▸ Exercise objective: Copy the lines starting at the one that has "info-label: 快递单号: [38, 1822, 196, 1864]" and stopping after the one that has "watermark-text: 黑猫 [1032, 2499, 1119, 2549]", but swap "divider" for "separator". Leave everything else as it is.

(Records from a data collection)
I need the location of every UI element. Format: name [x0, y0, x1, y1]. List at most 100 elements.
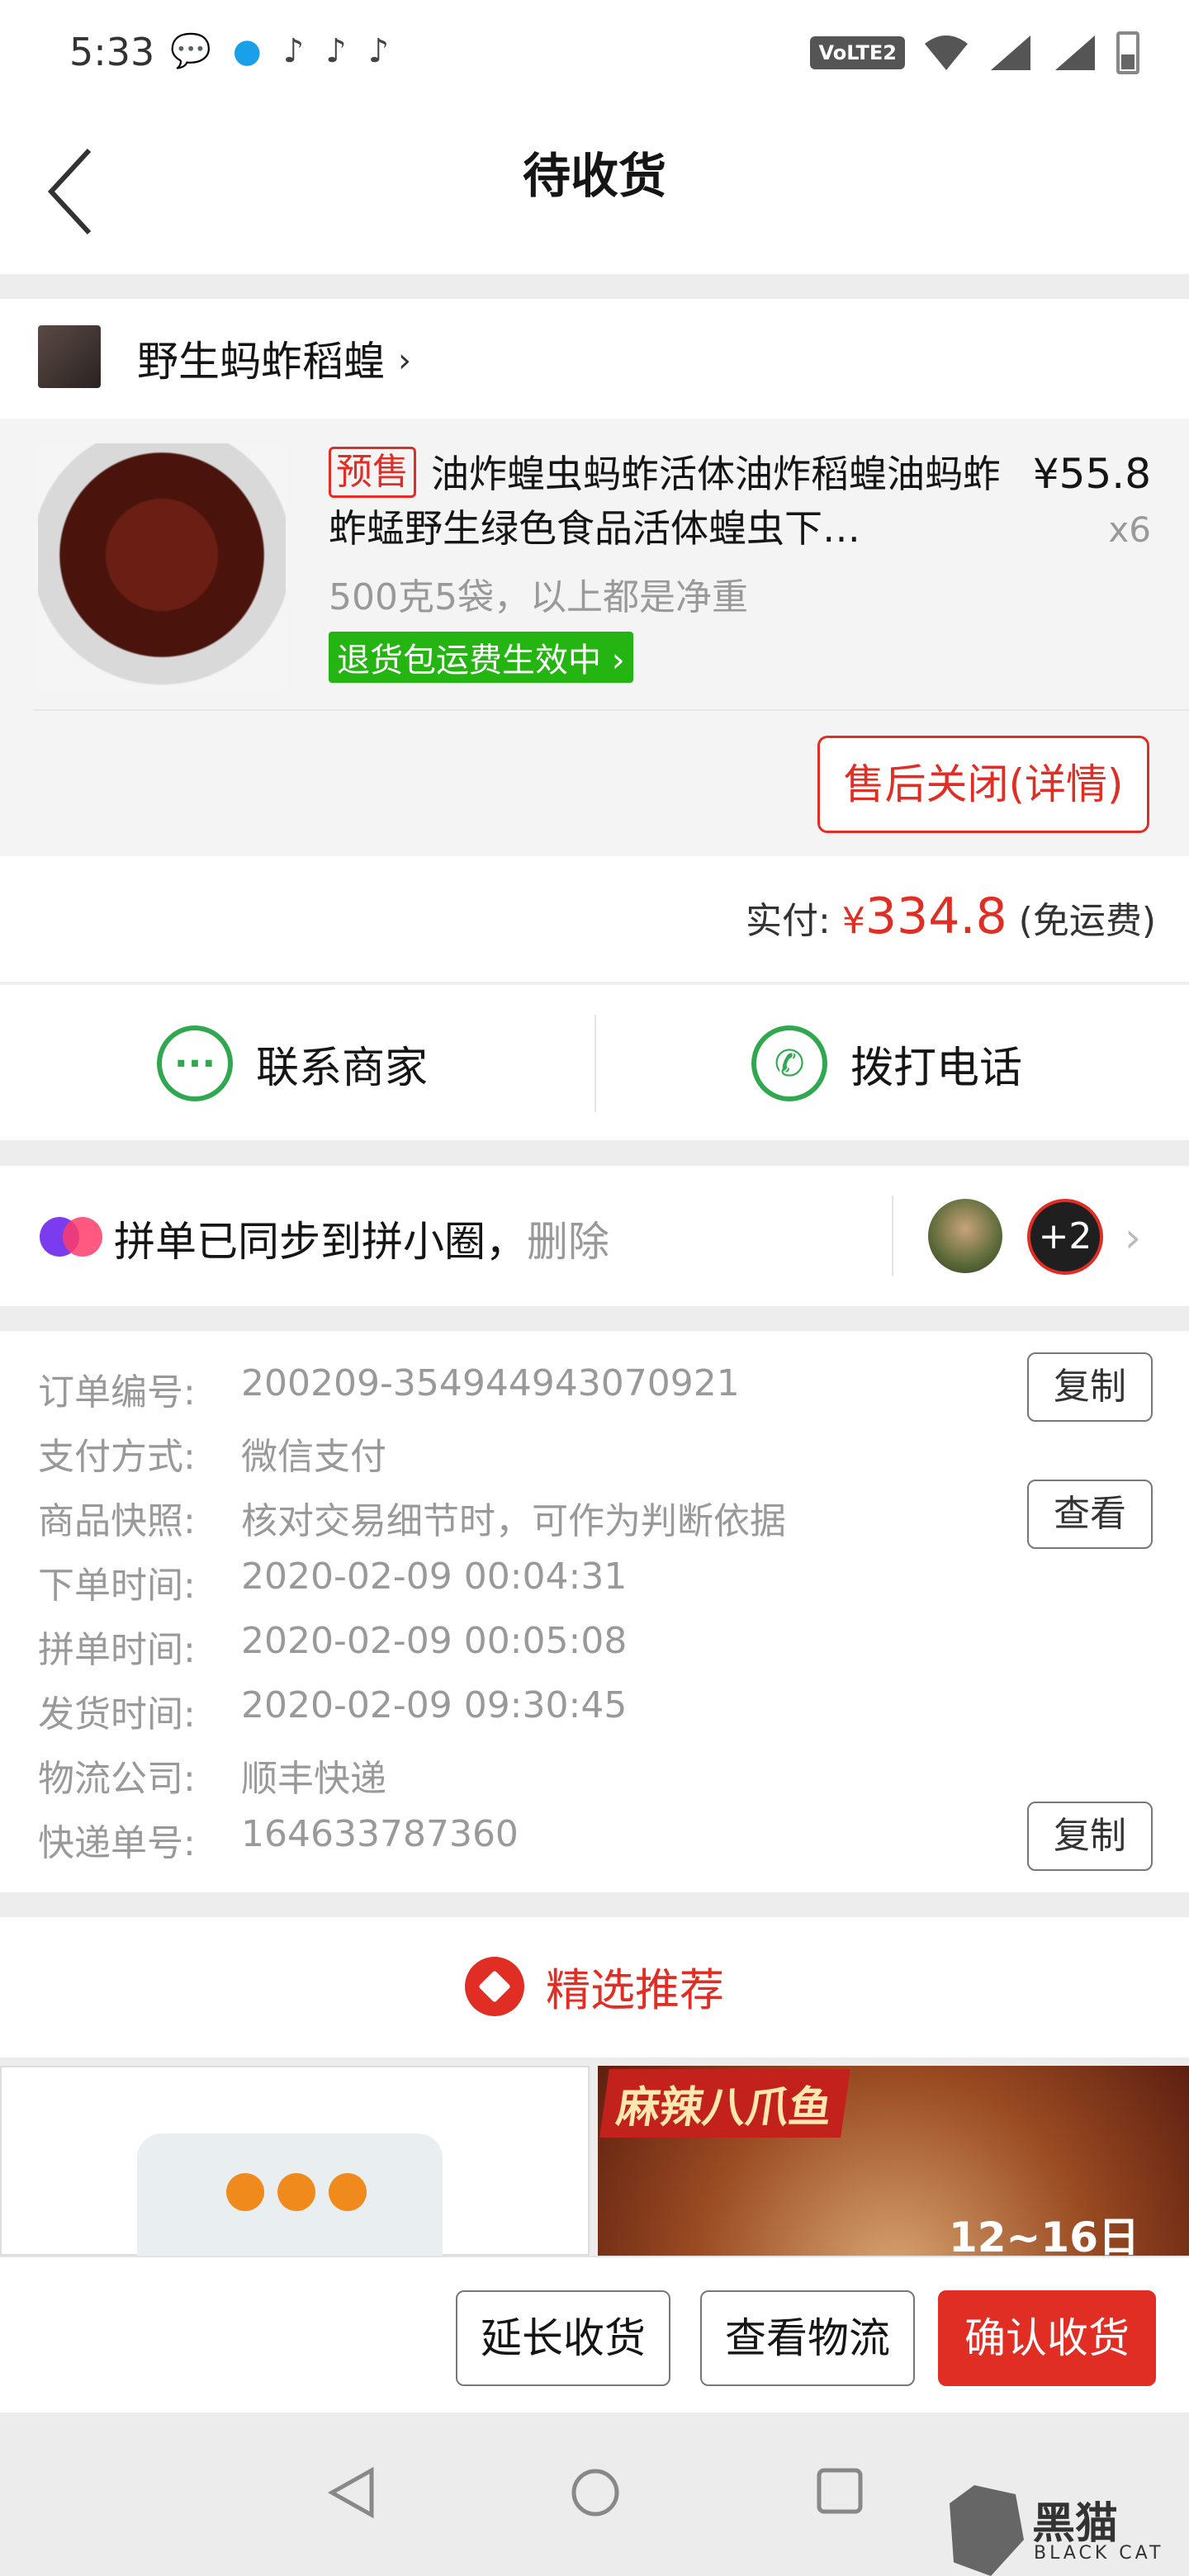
info-label: 快递单号: [38, 1822, 196, 1864]
divider [892, 1196, 893, 1276]
info-value: 200209-354944943070921 [241, 1362, 740, 1404]
info-label: 商品快照: [38, 1500, 196, 1542]
info-label: 下单时间: [38, 1565, 196, 1607]
view-snapshot-button[interactable]: 查看 [1027, 1480, 1153, 1549]
divider [33, 709, 1189, 711]
info-label: 物流公司: [38, 1758, 196, 1800]
pinxiaoquan-icon [40, 1217, 102, 1257]
status-bar: 5:33 💬 ● ♪ ♪ ♪ VoLTE2 [0, 0, 1189, 109]
copy-order-number-button[interactable]: 复制 [1027, 1352, 1153, 1422]
tiktok-icon: ♪ [325, 31, 347, 70]
recommend-header: 精选推荐 [0, 1917, 1189, 2057]
avatar[interactable] [928, 1199, 1002, 1273]
bottom-action-bar: 延长收货 查看物流 确认收货 [0, 2256, 1189, 2413]
recommend-card[interactable]: 麻辣八爪鱼 12~16日 [598, 2066, 1189, 2256]
recommend-banner-date: 12~16日 [948, 2214, 1139, 2256]
store-avatar [38, 325, 101, 388]
goods-image[interactable] [38, 443, 286, 691]
info-row-order-time: 下单时间: 2020-02-09 00:04:31 [38, 1556, 628, 1607]
info-row-tracking-number: 快递单号: 164633787360 [38, 1813, 519, 1864]
heart-icon [465, 1956, 524, 2016]
status-app-icons: 💬 ● ♪ ♪ ♪ [170, 31, 389, 71]
tiktok-icon: ♪ [282, 31, 305, 70]
wechat-icon: 💬 [170, 32, 211, 70]
product-image-dot [329, 2173, 367, 2211]
paid-currency: ¥ [841, 900, 865, 942]
status-right: VoLTE2 [810, 31, 1139, 74]
wifi-icon [925, 36, 968, 70]
return-freight-label: 退货包运费生效中 [337, 642, 601, 680]
group-sync-text: 拼单已同步到拼小圈，删除 [114, 1209, 609, 1268]
black-cat-watermark: 黑猫 BLACK CAT [941, 2485, 1164, 2576]
paid-note: (免运费) [1018, 900, 1156, 942]
info-label: 拼单时间: [38, 1629, 196, 1671]
info-row-order-number: 订单编号: 200209-354944943070921 [38, 1362, 740, 1413]
avatar-more-count[interactable]: +2 [1027, 1199, 1103, 1275]
battery-icon [1116, 31, 1139, 74]
cat-logo-icon [950, 2485, 1024, 2576]
product-image-dot [277, 2173, 315, 2211]
order-info: 订单编号: 200209-354944943070921 复制 支付方式: 微信… [0, 1331, 1189, 1892]
info-label: 发货时间: [38, 1693, 196, 1735]
signal-icon [1055, 36, 1095, 70]
group-delete-link[interactable]: 删除 [527, 1218, 609, 1266]
group-sync-bar[interactable]: 拼单已同步到拼小圈，删除 +2 › [0, 1166, 1189, 1306]
info-row-snapshot: 商品快照: 核对交易细节时，可作为判断依据 [38, 1491, 786, 1542]
product-image-dot [226, 2173, 264, 2211]
info-value: 顺丰快递 [241, 1758, 386, 1800]
home-circle-icon[interactable] [570, 2467, 621, 2518]
watermark-text: 黑猫 [1032, 2499, 1119, 2549]
goods-spec: 500克5袋，以上都是净重 [329, 576, 748, 618]
paid-amount: 334.8 [865, 888, 1007, 945]
chat-icon: ··· [157, 1025, 233, 1101]
info-value: 164633787360 [241, 1813, 519, 1855]
contact-bar: ··· 联系商家 ✆ 拨打电话 [0, 983, 1189, 1140]
phone-icon: ✆ [751, 1025, 827, 1101]
contact-merchant-button[interactable]: ··· 联系商家 [157, 985, 428, 1142]
recommend-title-row: 精选推荐 [0, 1953, 1189, 2019]
chevron-right-icon[interactable]: › [1125, 1214, 1141, 1262]
goods-card[interactable]: 油炸蝗虫蚂蚱活体油炸稻蝗油蚂蚱蚱蜢野生绿色食品活体蝗虫下… 预售 ¥55.8 x… [0, 419, 1189, 856]
paid-row: 实付: ¥334.8 (免运费) [746, 888, 1156, 945]
payment-summary: 实付: ¥334.8 (免运费) [0, 856, 1189, 982]
confirm-receipt-button[interactable]: 确认收货 [938, 2290, 1156, 2386]
call-phone-button[interactable]: ✆ 拨打电话 [751, 985, 1022, 1142]
recommend-card[interactable] [0, 2066, 590, 2257]
goods-title[interactable]: 油炸蝗虫蚂蚱活体油炸稻蝗油蚂蚱蚱蜢野生绿色食品活体蝗虫下… [329, 447, 1006, 556]
info-value: 2020-02-09 00:04:31 [241, 1556, 628, 1598]
volte-badge: VoLTE2 [810, 36, 905, 69]
contact-merchant-label: 联系商家 [256, 1043, 429, 1093]
info-row-carrier: 物流公司: 顺丰快递 [38, 1749, 386, 1800]
info-value: 2020-02-09 09:30:45 [241, 1684, 628, 1726]
back-triangle-icon[interactable] [327, 2465, 377, 2520]
store-name[interactable]: 野生蚂蚱稻蝗 [137, 329, 385, 388]
info-label: 支付方式: [38, 1436, 196, 1478]
watermark-sub: BLACK CAT [1034, 2543, 1164, 2564]
view-logistics-button[interactable]: 查看物流 [700, 2290, 915, 2386]
qq-icon: ● [232, 31, 262, 70]
info-label: 订单编号: [38, 1371, 196, 1413]
recommend-banner-label: 麻辣八爪鱼 [599, 2069, 850, 2138]
page-title: 待收货 [522, 148, 666, 204]
info-row-group-time: 拼单时间: 2020-02-09 00:05:08 [38, 1620, 628, 1671]
aftersale-detail-button[interactable]: 售后关闭(详情) [817, 736, 1149, 833]
call-phone-label: 拨打电话 [850, 1043, 1023, 1093]
extend-receipt-button[interactable]: 延长收货 [456, 2290, 670, 2386]
copy-tracking-button[interactable]: 复制 [1027, 1802, 1153, 1871]
recents-square-icon[interactable] [816, 2467, 864, 2515]
info-value: 微信支付 [241, 1436, 386, 1478]
group-sync-label: 拼单已同步到拼小圈， [114, 1218, 527, 1266]
info-value: 2020-02-09 00:05:08 [241, 1620, 628, 1662]
presale-badge: 预售 [329, 447, 416, 498]
chevron-right-icon: › [398, 342, 411, 380]
info-value: 核对交易细节时，可作为判断依据 [241, 1500, 786, 1542]
goods-price: ¥55.8 [1032, 450, 1151, 498]
info-row-ship-time: 发货时间: 2020-02-09 09:30:45 [38, 1684, 628, 1735]
return-freight-badge[interactable]: 退货包运费生效中 › [329, 632, 633, 683]
recommend-title: 精选推荐 [546, 1964, 724, 2016]
store-header[interactable]: 野生蚂蚱稻蝗 › [0, 299, 1189, 419]
paid-label: 实付: [746, 900, 831, 942]
divider [594, 1015, 596, 1112]
status-time: 5:33 [69, 30, 155, 74]
signal-icon [991, 36, 1030, 70]
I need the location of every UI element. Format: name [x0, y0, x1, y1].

▸ Answer to this task:
info-label: 快递单号: [38, 1822, 196, 1864]
separator [892, 1196, 893, 1276]
info-value: 200209-354944943070921 [241, 1362, 740, 1404]
info-label: 商品快照: [38, 1500, 196, 1542]
info-label: 下单时间: [38, 1565, 196, 1607]
view-snapshot-button[interactable]: 查看 [1027, 1480, 1153, 1549]
separator [33, 709, 1189, 711]
info-label: 物流公司: [38, 1758, 196, 1800]
pinxiaoquan-icon [40, 1217, 102, 1257]
status-bar: 5:33 💬 ● ♪ ♪ ♪ VoLTE2 [0, 0, 1189, 109]
copy-order-number-button[interactable]: 复制 [1027, 1352, 1153, 1422]
tiktok-icon: ♪ [325, 31, 347, 70]
recommend-header: 精选推荐 [0, 1917, 1189, 2057]
avatar[interactable] [928, 1199, 1002, 1273]
bottom-action-bar: 延长收货 查看物流 确认收货 [0, 2256, 1189, 2413]
recommend-card[interactable]: 麻辣八爪鱼 12~16日 [598, 2066, 1189, 2256]
recommend-banner-date: 12~16日 [948, 2214, 1139, 2256]
store-avatar [38, 325, 101, 388]
goods-image[interactable] [38, 443, 286, 691]
info-row-order-time: 下单时间: 2020-02-09 00:04:31 [38, 1556, 628, 1607]
info-row-tracking-number: 快递单号: 164633787360 [38, 1813, 519, 1864]
heart-icon [465, 1956, 524, 2016]
status-app-icons: 💬 ● ♪ ♪ ♪ [170, 31, 389, 71]
tiktok-icon: ♪ [282, 31, 305, 70]
wechat-icon: 💬 [170, 32, 211, 70]
product-image-dot [329, 2173, 367, 2211]
paid-currency: ¥ [841, 900, 865, 942]
status-right: VoLTE2 [810, 31, 1139, 74]
wifi-icon [925, 36, 968, 70]
return-freight-label: 退货包运费生效中 [337, 642, 601, 680]
group-sync-text: 拼单已同步到拼小圈，删除 [114, 1209, 609, 1268]
black-cat-watermark: 黑猫 BLACK CAT [941, 2485, 1164, 2576]
paid-note: (免运费) [1018, 900, 1156, 942]
info-label: 拼单时间: [38, 1629, 196, 1671]
info-row-order-number: 订单编号: 200209-354944943070921 [38, 1362, 740, 1413]
avatar-more-count[interactable]: +2 [1027, 1199, 1103, 1275]
battery-icon [1116, 31, 1139, 74]
cat-logo-icon [950, 2485, 1024, 2576]
product-image-dot [277, 2173, 315, 2211]
order-info: 订单编号: 200209-354944943070921 复制 支付方式: 微信… [0, 1331, 1189, 1892]
info-label: 发货时间: [38, 1693, 196, 1735]
signal-icon [1055, 36, 1095, 70]
group-delete-link[interactable]: 删除 [527, 1218, 609, 1266]
group-sync-bar[interactable]: 拼单已同步到拼小圈，删除 +2 › [0, 1166, 1189, 1306]
info-row-snapshot: 商品快照: 核对交易细节时，可作为判断依据 [38, 1491, 786, 1542]
product-image-dot [226, 2173, 264, 2211]
info-value: 顺丰快递 [241, 1758, 386, 1800]
home-circle-icon[interactable] [570, 2467, 621, 2518]
watermark-text: 黑猫 [1032, 2499, 1119, 2549]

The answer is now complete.